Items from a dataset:
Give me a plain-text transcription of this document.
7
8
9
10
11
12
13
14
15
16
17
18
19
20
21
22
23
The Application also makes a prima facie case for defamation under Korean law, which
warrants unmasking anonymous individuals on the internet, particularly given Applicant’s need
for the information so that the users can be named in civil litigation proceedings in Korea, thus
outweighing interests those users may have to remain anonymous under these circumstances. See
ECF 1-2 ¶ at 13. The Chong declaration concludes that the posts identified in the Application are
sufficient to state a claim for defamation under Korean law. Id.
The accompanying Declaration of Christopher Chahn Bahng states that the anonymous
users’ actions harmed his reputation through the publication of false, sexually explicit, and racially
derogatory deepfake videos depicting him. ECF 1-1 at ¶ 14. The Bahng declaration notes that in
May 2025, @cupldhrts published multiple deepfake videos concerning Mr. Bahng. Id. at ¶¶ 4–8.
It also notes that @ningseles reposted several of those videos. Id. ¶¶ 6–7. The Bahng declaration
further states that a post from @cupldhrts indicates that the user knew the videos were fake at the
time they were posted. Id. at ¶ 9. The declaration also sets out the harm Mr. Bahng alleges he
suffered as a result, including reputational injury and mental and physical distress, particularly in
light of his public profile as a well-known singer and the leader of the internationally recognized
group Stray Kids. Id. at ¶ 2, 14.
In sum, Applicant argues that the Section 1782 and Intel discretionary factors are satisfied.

--

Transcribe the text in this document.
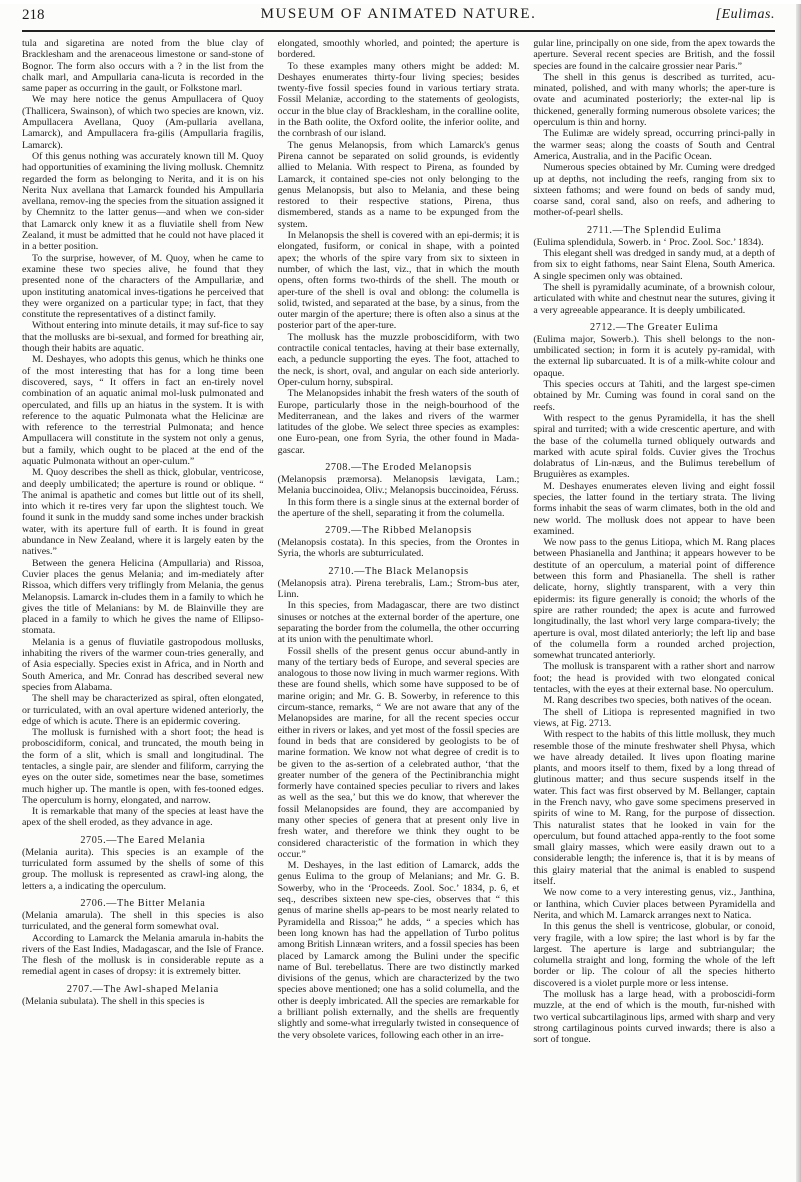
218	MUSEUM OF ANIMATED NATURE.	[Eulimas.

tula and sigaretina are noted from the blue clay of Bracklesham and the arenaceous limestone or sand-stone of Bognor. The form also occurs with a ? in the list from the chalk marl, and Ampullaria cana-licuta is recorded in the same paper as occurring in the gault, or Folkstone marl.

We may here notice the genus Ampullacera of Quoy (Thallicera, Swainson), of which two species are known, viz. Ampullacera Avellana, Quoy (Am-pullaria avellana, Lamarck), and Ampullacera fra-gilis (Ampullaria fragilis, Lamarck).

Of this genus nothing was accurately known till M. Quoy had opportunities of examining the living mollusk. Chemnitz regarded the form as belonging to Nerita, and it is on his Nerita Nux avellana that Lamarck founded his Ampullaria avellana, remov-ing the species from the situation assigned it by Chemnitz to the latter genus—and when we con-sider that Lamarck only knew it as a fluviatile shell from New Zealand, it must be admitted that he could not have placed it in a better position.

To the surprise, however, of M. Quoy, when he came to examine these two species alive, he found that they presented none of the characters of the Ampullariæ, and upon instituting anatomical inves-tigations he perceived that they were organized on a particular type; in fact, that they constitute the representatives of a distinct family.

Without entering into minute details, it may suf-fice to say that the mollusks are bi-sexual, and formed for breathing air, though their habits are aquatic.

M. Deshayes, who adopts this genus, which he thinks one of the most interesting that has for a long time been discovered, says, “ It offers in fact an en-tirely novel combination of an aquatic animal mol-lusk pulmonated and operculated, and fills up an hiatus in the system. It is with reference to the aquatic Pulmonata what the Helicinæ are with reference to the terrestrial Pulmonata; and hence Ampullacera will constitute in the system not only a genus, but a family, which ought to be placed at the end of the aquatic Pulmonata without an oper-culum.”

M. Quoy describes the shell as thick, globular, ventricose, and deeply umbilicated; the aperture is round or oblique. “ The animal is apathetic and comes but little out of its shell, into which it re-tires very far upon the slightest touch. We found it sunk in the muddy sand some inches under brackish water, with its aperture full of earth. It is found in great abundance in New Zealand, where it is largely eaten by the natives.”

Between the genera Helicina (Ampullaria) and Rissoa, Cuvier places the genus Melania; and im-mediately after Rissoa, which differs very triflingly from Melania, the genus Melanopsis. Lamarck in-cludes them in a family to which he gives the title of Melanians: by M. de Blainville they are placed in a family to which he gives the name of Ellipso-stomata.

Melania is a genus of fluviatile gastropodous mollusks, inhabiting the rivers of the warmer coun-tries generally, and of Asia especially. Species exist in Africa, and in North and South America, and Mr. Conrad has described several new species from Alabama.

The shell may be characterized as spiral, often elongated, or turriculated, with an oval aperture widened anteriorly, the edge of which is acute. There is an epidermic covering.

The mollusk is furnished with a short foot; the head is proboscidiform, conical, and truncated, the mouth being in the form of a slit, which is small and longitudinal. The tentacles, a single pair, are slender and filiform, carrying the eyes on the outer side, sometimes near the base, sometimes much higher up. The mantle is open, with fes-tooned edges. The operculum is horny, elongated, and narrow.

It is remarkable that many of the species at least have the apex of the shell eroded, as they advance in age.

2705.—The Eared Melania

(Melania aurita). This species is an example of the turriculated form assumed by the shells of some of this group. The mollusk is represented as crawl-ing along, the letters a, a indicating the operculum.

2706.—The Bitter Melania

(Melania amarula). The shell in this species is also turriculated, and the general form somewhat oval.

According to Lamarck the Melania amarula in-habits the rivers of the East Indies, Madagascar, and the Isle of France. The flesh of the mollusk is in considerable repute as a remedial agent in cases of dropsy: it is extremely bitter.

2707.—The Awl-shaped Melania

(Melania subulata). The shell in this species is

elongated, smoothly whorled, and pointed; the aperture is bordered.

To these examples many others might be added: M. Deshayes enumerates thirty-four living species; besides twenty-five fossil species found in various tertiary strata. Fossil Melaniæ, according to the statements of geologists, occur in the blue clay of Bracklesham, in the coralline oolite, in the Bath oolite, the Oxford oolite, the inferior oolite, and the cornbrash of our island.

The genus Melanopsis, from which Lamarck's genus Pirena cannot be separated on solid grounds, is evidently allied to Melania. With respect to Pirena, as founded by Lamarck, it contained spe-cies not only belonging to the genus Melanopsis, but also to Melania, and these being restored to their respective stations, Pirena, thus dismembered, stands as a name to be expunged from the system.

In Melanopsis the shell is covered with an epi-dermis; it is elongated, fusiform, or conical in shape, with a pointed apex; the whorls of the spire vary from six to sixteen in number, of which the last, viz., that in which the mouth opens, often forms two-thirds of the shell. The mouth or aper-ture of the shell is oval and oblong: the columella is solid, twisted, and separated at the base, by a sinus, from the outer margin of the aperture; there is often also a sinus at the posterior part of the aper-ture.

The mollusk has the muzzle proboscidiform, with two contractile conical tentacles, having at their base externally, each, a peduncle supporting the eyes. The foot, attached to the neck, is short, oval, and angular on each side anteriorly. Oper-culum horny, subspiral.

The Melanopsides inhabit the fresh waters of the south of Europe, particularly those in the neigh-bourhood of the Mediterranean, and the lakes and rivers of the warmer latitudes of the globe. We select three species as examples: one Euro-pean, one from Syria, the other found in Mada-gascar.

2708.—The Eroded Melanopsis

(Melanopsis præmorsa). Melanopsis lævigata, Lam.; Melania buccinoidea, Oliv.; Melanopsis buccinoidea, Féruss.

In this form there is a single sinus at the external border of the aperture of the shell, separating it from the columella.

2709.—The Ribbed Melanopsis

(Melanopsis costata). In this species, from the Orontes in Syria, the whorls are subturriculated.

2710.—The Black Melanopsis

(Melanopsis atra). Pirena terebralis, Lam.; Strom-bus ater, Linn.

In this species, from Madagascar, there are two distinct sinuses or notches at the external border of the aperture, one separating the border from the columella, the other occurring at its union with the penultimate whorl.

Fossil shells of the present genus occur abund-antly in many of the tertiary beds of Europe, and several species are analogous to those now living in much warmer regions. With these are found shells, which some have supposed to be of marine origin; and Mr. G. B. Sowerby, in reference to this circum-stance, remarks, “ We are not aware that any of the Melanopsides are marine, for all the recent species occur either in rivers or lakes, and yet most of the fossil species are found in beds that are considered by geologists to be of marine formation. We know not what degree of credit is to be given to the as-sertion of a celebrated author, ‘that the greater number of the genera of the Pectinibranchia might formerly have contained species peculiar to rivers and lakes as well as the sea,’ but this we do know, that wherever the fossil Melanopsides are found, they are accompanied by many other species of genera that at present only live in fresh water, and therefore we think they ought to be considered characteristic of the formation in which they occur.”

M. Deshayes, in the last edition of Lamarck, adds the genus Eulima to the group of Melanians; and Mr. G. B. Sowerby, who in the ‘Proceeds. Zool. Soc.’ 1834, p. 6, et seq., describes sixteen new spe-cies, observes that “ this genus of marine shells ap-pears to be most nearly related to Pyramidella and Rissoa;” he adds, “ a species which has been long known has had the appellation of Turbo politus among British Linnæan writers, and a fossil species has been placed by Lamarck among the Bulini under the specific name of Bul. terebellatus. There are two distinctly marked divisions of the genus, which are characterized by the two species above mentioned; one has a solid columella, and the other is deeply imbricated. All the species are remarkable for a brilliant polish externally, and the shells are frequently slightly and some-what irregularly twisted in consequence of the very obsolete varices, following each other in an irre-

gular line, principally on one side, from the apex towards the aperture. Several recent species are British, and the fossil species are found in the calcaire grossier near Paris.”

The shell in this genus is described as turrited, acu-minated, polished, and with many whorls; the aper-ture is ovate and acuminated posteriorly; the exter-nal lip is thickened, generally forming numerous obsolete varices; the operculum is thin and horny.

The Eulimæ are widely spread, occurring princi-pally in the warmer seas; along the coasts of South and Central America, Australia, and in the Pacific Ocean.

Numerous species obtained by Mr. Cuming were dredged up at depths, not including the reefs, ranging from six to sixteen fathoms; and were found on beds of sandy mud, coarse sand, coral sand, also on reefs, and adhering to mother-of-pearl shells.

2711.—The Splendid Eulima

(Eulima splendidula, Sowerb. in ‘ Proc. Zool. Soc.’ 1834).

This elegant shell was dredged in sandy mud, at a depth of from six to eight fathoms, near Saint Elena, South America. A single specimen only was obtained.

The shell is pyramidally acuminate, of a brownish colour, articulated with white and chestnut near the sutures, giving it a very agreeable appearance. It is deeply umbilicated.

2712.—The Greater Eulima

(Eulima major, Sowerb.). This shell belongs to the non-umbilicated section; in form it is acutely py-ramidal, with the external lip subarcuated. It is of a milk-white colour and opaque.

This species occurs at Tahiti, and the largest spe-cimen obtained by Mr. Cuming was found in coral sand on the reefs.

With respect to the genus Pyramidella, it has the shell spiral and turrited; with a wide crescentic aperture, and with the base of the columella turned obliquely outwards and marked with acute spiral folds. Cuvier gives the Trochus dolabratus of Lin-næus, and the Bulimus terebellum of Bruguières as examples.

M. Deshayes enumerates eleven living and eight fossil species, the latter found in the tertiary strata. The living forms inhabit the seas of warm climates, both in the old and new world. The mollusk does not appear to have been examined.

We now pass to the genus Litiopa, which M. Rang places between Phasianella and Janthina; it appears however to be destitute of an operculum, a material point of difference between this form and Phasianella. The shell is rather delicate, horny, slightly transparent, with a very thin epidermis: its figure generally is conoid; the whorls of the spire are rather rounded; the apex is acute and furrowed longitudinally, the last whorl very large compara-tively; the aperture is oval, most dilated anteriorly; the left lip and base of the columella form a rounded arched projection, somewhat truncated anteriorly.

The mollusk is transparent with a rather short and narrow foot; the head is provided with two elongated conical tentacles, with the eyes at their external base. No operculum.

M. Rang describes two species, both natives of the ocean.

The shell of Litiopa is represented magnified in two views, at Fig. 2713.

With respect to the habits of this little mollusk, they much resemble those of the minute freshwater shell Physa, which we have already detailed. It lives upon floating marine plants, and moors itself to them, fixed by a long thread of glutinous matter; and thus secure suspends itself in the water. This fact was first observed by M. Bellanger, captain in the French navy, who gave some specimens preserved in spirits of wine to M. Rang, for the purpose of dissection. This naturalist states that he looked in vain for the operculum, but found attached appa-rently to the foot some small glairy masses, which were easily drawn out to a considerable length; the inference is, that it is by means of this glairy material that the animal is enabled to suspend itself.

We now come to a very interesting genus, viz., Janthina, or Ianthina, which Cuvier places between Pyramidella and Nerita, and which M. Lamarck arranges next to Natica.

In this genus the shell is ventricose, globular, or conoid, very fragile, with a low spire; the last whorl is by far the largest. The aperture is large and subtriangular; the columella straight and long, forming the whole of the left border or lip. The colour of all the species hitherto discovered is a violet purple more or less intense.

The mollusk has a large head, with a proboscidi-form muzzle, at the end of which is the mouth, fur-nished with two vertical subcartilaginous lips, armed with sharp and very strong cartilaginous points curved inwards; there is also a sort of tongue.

**Goal:**
Note how many lines in the material hold the word "Application", and give that number with nothing added.

**Correct answer:**
2